INPUT ROWS →
================
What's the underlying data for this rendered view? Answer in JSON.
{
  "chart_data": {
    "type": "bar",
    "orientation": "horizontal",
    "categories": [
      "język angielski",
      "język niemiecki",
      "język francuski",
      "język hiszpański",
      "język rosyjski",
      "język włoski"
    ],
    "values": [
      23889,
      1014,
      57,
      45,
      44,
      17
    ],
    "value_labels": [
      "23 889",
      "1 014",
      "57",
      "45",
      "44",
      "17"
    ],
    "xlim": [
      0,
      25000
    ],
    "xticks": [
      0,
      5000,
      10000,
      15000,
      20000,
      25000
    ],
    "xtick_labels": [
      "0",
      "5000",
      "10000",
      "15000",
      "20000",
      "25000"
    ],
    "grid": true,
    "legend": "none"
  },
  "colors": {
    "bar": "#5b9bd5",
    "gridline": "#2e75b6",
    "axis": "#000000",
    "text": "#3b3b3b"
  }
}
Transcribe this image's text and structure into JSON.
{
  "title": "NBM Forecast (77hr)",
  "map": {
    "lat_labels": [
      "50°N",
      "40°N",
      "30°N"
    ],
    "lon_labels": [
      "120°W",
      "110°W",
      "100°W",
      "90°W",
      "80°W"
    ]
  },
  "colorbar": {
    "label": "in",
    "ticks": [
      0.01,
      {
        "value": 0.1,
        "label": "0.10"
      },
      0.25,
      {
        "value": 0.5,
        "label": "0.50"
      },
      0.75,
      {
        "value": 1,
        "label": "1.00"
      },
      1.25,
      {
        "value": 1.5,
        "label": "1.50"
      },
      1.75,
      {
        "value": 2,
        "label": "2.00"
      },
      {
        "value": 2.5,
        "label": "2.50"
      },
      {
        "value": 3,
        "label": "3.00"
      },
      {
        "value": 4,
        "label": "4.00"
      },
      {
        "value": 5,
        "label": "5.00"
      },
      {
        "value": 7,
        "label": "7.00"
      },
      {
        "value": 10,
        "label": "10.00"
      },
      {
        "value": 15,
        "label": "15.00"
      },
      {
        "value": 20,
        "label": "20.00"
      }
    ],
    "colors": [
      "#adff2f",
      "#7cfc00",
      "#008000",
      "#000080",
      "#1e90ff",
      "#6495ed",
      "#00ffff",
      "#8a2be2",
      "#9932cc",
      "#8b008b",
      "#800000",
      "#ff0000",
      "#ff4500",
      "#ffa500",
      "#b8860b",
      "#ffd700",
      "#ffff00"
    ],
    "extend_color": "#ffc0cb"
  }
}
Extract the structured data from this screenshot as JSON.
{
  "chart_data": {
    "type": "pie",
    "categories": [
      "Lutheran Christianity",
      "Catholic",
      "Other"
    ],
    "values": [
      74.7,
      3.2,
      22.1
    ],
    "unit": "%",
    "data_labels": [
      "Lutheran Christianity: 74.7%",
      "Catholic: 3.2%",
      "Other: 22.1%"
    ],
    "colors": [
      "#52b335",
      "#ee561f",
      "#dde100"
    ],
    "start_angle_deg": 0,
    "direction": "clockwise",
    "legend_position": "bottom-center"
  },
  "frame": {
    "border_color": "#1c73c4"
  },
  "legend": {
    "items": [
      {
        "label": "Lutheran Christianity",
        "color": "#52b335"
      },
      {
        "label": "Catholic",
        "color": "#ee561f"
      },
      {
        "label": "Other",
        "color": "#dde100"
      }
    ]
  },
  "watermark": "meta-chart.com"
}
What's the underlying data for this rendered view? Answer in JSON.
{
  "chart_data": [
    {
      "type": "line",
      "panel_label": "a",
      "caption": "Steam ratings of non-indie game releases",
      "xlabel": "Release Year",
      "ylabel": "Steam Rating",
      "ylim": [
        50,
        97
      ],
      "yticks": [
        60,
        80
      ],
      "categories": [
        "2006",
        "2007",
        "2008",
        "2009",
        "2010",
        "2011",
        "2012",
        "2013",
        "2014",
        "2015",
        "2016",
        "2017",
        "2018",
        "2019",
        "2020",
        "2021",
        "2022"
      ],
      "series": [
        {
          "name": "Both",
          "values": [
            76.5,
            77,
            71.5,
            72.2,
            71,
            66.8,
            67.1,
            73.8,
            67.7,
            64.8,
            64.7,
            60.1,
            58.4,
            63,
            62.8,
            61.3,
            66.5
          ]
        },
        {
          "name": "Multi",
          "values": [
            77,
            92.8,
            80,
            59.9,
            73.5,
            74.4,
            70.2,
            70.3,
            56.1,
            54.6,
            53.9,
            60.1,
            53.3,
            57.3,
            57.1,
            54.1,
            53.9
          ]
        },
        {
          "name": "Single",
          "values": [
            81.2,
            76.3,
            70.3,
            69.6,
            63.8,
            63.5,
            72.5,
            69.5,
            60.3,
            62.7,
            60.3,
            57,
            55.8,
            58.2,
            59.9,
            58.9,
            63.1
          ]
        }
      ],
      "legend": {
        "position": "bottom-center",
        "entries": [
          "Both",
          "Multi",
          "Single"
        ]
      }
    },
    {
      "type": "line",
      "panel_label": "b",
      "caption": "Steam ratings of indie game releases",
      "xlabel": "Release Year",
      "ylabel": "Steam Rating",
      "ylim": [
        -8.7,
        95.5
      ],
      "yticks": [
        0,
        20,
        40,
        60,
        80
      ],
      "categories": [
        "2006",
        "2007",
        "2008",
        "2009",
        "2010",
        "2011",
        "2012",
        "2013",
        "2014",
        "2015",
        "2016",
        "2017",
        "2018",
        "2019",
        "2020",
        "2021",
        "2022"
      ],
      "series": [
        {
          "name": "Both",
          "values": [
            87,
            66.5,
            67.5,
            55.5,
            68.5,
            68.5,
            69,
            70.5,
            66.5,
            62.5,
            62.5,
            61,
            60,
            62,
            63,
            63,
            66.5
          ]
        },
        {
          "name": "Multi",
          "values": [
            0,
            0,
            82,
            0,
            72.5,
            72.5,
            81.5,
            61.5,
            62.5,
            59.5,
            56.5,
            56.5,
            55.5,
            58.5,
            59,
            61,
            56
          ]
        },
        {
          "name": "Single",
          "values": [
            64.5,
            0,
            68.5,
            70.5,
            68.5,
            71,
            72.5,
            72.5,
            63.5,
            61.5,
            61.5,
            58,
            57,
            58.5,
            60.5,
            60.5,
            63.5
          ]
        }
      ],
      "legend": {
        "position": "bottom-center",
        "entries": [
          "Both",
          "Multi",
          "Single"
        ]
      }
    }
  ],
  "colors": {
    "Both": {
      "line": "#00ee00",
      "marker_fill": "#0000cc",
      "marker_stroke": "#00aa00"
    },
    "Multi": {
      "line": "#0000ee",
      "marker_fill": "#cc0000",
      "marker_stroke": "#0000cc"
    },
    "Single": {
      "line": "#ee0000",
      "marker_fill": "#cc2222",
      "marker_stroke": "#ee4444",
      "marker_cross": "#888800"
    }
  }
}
================
Reproduce the listing above verbatim, from first line to last.

SOLUTION TO THE PROBLEM →
What's the underlying data for this rendered view? Answer in JSON.
{
  "chart_data": {
    "type": "bar",
    "orientation": "horizontal",
    "categories": [
      "język angielski",
      "język niemiecki",
      "język francuski",
      "język hiszpański",
      "język rosyjski",
      "język włoski"
    ],
    "values": [
      23889,
      1014,
      57,
      45,
      44,
      17
    ],
    "value_labels": [
      "23 889",
      "1 014",
      "57",
      "45",
      "44",
      "17"
    ],
    "xlim": [
      0,
      25000
    ],
    "xticks": [
      0,
      5000,
      10000,
      15000,
      20000,
      25000
    ],
    "xtick_labels": [
      "0",
      "5000",
      "10000",
      "15000",
      "20000",
      "25000"
    ],
    "grid": true,
    "legend": "none"
  },
  "colors": {
    "bar": "#5b9bd5",
    "gridline": "#2e75b6",
    "axis": "#000000",
    "text": "#3b3b3b"
  }
}
Transcribe this image's text and structure into JSON.
{
  "title": "NBM Forecast (77hr)",
  "map": {
    "lat_labels": [
      "50°N",
      "40°N",
      "30°N"
    ],
    "lon_labels": [
      "120°W",
      "110°W",
      "100°W",
      "90°W",
      "80°W"
    ]
  },
  "colorbar": {
    "label": "in",
    "ticks": [
      0.01,
      {
        "value": 0.1,
        "label": "0.10"
      },
      0.25,
      {
        "value": 0.5,
        "label": "0.50"
      },
      0.75,
      {
        "value": 1,
        "label": "1.00"
      },
      1.25,
      {
        "value": 1.5,
        "label": "1.50"
      },
      1.75,
      {
        "value": 2,
        "label": "2.00"
      },
      {
        "value": 2.5,
        "label": "2.50"
      },
      {
        "value": 3,
        "label": "3.00"
      },
      {
        "value": 4,
        "label": "4.00"
      },
      {
        "value": 5,
        "label": "5.00"
      },
      {
        "value": 7,
        "label": "7.00"
      },
      {
        "value": 10,
        "label": "10.00"
      },
      {
        "value": 15,
        "label": "15.00"
      },
      {
        "value": 20,
        "label": "20.00"
      }
    ],
    "colors": [
      "#adff2f",
      "#7cfc00",
      "#008000",
      "#000080",
      "#1e90ff",
      "#6495ed",
      "#00ffff",
      "#8a2be2",
      "#9932cc",
      "#8b008b",
      "#800000",
      "#ff0000",
      "#ff4500",
      "#ffa500",
      "#b8860b",
      "#ffd700",
      "#ffff00"
    ],
    "extend_color": "#ffc0cb"
  }
}
Extract the structured data from this screenshot as JSON.
{
  "chart_data": {
    "type": "pie",
    "categories": [
      "Lutheran Christianity",
      "Catholic",
      "Other"
    ],
    "values": [
      74.7,
      3.2,
      22.1
    ],
    "unit": "%",
    "data_labels": [
      "Lutheran Christianity: 74.7%",
      "Catholic: 3.2%",
      "Other: 22.1%"
    ],
    "colors": [
      "#52b335",
      "#ee561f",
      "#dde100"
    ],
    "start_angle_deg": 0,
    "direction": "clockwise",
    "legend_position": "bottom-center"
  },
  "frame": {
    "border_color": "#1c73c4"
  },
  "legend": {
    "items": [
      {
        "label": "Lutheran Christianity",
        "color": "#52b335"
      },
      {
        "label": "Catholic",
        "color": "#ee561f"
      },
      {
        "label": "Other",
        "color": "#dde100"
      }
    ]
  },
  "watermark": "meta-chart.com"
}
What's the underlying data for this rendered view? Answer in JSON.
{
  "chart_data": [
    {
      "type": "line",
      "panel_label": "a",
      "caption": "Steam ratings of non-indie game releases",
      "xlabel": "Release Year",
      "ylabel": "Steam Rating",
      "ylim": [
        50,
        97
      ],
      "yticks": [
        60,
        80
      ],
      "categories": [
        "2006",
        "2007",
        "2008",
        "2009",
        "2010",
        "2011",
        "2012",
        "2013",
        "2014",
        "2015",
        "2016",
        "2017",
        "2018",
        "2019",
        "2020",
        "2021",
        "2022"
      ],
      "series": [
        {
          "name": "Both",
          "values": [
            76.5,
            77,
            71.5,
            72.2,
            71,
            66.8,
            67.1,
            73.8,
            67.7,
            64.8,
            64.7,
            60.1,
            58.4,
            63,
            62.8,
            61.3,
            66.5
          ]
        },
        {
          "name": "Multi",
          "values": [
            77,
            92.8,
            80,
            59.9,
            73.5,
            74.4,
            70.2,
            70.3,
            56.1,
            54.6,
            53.9,
            60.1,
            53.3,
            57.3,
            57.1,
            54.1,
            53.9
          ]
        },
        {
          "name": "Single",
          "values": [
            81.2,
            76.3,
            70.3,
            69.6,
            63.8,
            63.5,
            72.5,
            69.5,
            60.3,
            62.7,
            60.3,
            57,
            55.8,
            58.2,
            59.9,
            58.9,
            63.1
          ]
        }
      ],
      "legend": {
        "position": "bottom-center",
        "entries": [
          "Both",
          "Multi",
          "Single"
        ]
      }
    },
    {
      "type": "line",
      "panel_label": "b",
      "caption": "Steam ratings of indie game releases",
      "xlabel": "Release Year",
      "ylabel": "Steam Rating",
      "ylim": [
        -8.7,
        95.5
      ],
      "yticks": [
        0,
        20,
        40,
        60,
        80
      ],
      "categories": [
        "2006",
        "2007",
        "2008",
        "2009",
        "2010",
        "2011",
        "2012",
        "2013",
        "2014",
        "2015",
        "2016",
        "2017",
        "2018",
        "2019",
        "2020",
        "2021",
        "2022"
      ],
      "series": [
        {
          "name": "Both",
          "values": [
            87,
            66.5,
            67.5,
            55.5,
            68.5,
            68.5,
            69,
            70.5,
            66.5,
            62.5,
            62.5,
            61,
            60,
            62,
            63,
            63,
            66.5
          ]
        },
        {
          "name": "Multi",
          "values": [
            0,
            0,
            82,
            0,
            72.5,
            72.5,
            81.5,
            61.5,
            62.5,
            59.5,
            56.5,
            56.5,
            55.5,
            58.5,
            59,
            61,
            56
          ]
        },
        {
          "name": "Single",
          "values": [
            64.5,
            0,
            68.5,
            70.5,
            68.5,
            71,
            72.5,
            72.5,
            63.5,
            61.5,
            61.5,
            58,
            57,
            58.5,
            60.5,
            60.5,
            63.5
          ]
        }
      ],
      "legend": {
        "position": "bottom-center",
        "entries": [
          "Both",
          "Multi",
          "Single"
        ]
      }
    }
  ],
  "colors": {
    "Both": {
      "line": "#00ee00",
      "marker_fill": "#0000cc",
      "marker_stroke": "#00aa00"
    },
    "Multi": {
      "line": "#0000ee",
      "marker_fill": "#cc0000",
      "marker_stroke": "#0000cc"
    },
    "Single": {
      "line": "#ee0000",
      "marker_fill": "#cc2222",
      "marker_stroke": "#ee4444",
      "marker_cross": "#888800"
    }
  }
}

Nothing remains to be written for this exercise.